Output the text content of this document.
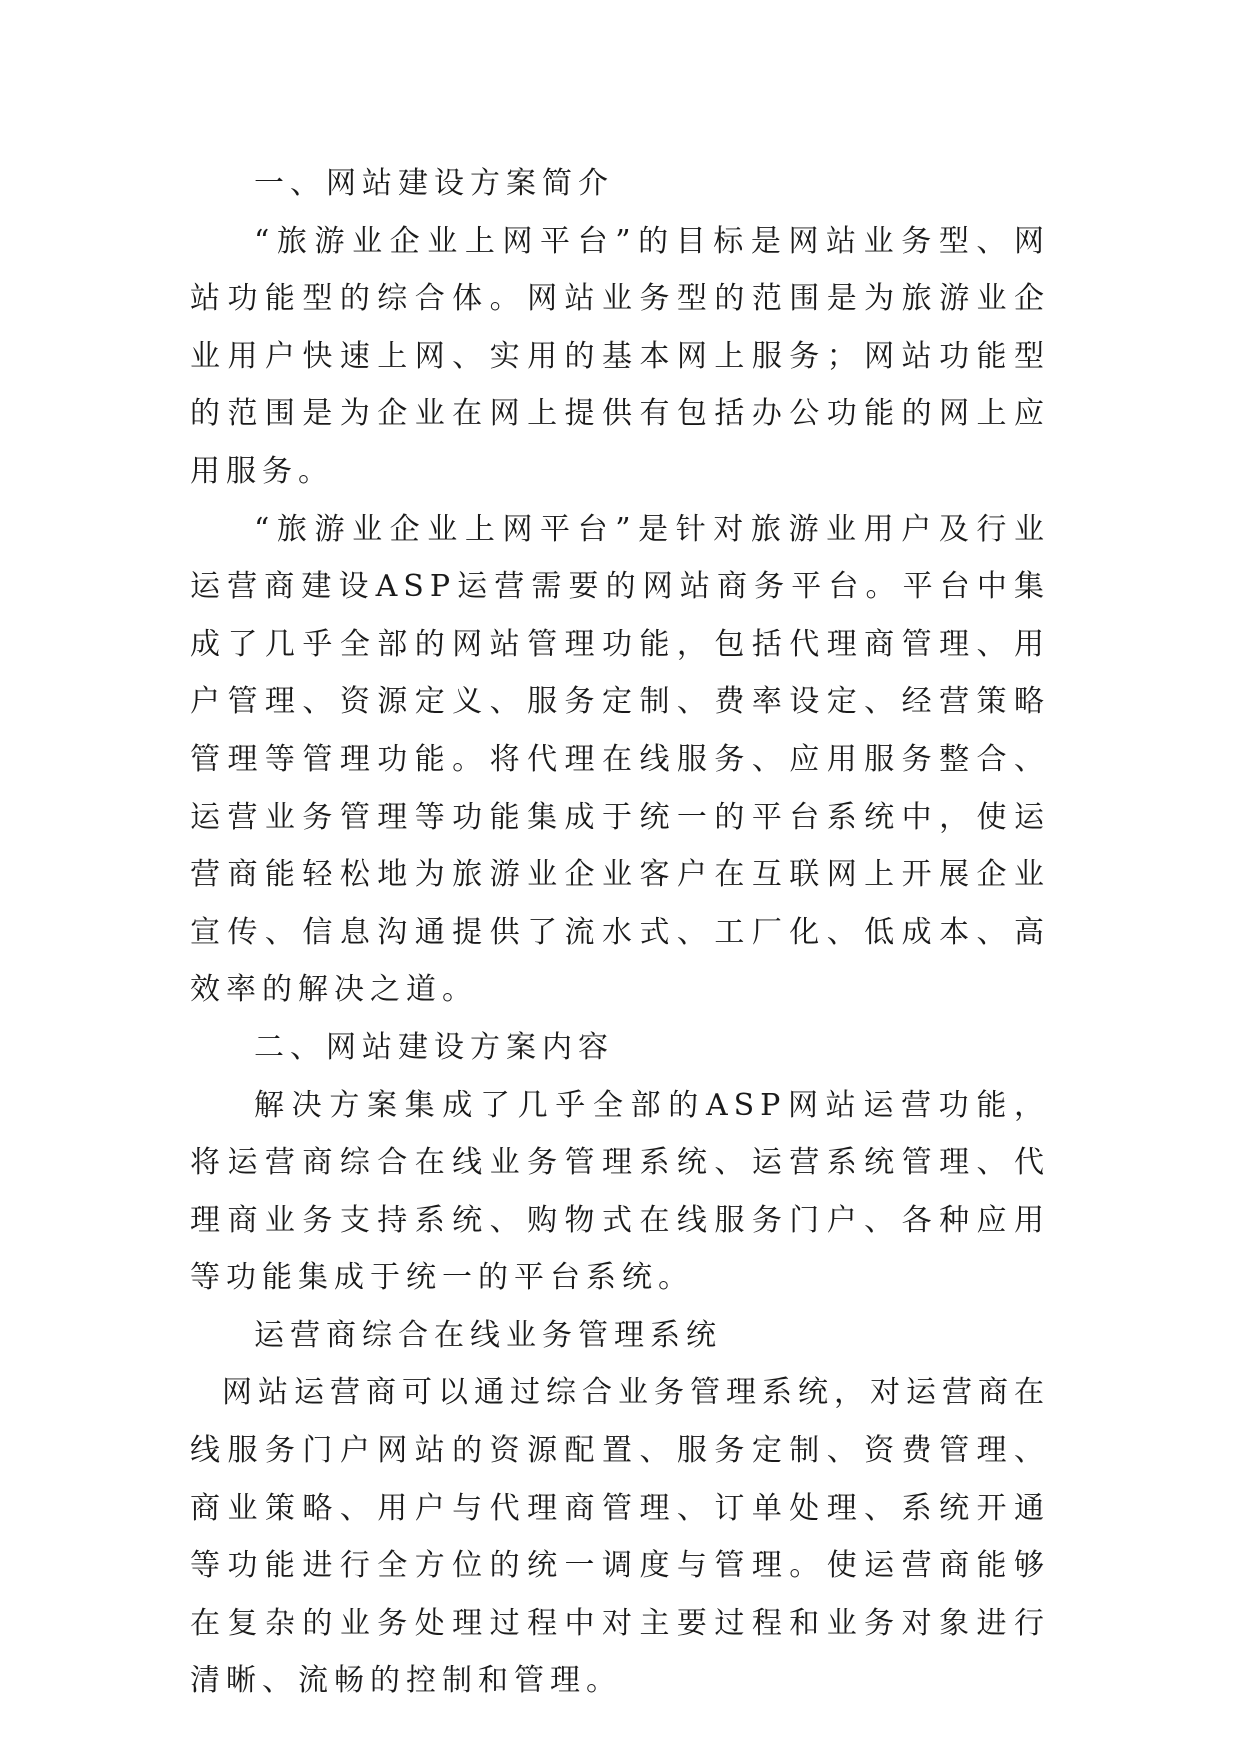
一、网站建设方案简介

“旅游业企业上网平台”的目标是网站业务型、网站功能型的综合体。网站业务型的范围是为旅游业企业用户快速上网、实用的基本网上服务；网站功能型的范围是为企业在网上提供有包括办公功能的网上应用服务。

“旅游业企业上网平台”是针对旅游业用户及行业运营商建设ASP运营需要的网站商务平台。平台中集成了几乎全部的网站管理功能，包括代理商管理、用户管理、资源定义、服务定制、费率设定、经营策略管理等管理功能。将代理在线服务、应用服务整合、运营业务管理等功能集成于统一的平台系统中，使运营商能轻松地为旅游业企业客户在互联网上开展企业宣传、信息沟通提供了流水式、工厂化、低成本、高效率的解决之道。

二、网站建设方案内容

解决方案集成了几乎全部的ASP网站运营功能，将运营商综合在线业务管理系统、运营系统管理、代理商业务支持系统、购物式在线服务门户、各种应用等功能集成于统一的平台系统。

运营商综合在线业务管理系统

网站运营商可以通过综合业务管理系统，对运营商在线服务门户网站的资源配置、服务定制、资费管理、商业策略、用户与代理商管理、订单处理、系统开通等功能进行全方位的统一调度与管理。使运营商能够在复杂的业务处理过程中对主要过程和业务对象进行清晰、流畅的控制和管理。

● ● ● ● ●

**Set exercise:** Reproduce the material word for word. Any pictures should be left out of the copy.

**Problem solution:**
Output the text content of this document.
一、网站建设方案简介

“旅游业企业上网平台”的目标是网站业务型、网站功能型的综合体。网站业务型的范围是为旅游业企业用户快速上网、实用的基本网上服务；网站功能型的范围是为企业在网上提供有包括办公功能的网上应用服务。

“旅游业企业上网平台”是针对旅游业用户及行业运营商建设ASP运营需要的网站商务平台。平台中集成了几乎全部的网站管理功能，包括代理商管理、用户管理、资源定义、服务定制、费率设定、经营策略管理等管理功能。将代理在线服务、应用服务整合、运营业务管理等功能集成于统一的平台系统中，使运营商能轻松地为旅游业企业客户在互联网上开展企业宣传、信息沟通提供了流水式、工厂化、低成本、高效率的解决之道。

二、网站建设方案内容

解决方案集成了几乎全部的ASP网站运营功能，将运营商综合在线业务管理系统、运营系统管理、代理商业务支持系统、购物式在线服务门户、各种应用等功能集成于统一的平台系统。

运营商综合在线业务管理系统

网站运营商可以通过综合业务管理系统，对运营商在线服务门户网站的资源配置、服务定制、资费管理、商业策略、用户与代理商管理、订单处理、系统开通等功能进行全方位的统一调度与管理。使运营商能够在复杂的业务处理过程中对主要过程和业务对象进行清晰、流畅的控制和管理。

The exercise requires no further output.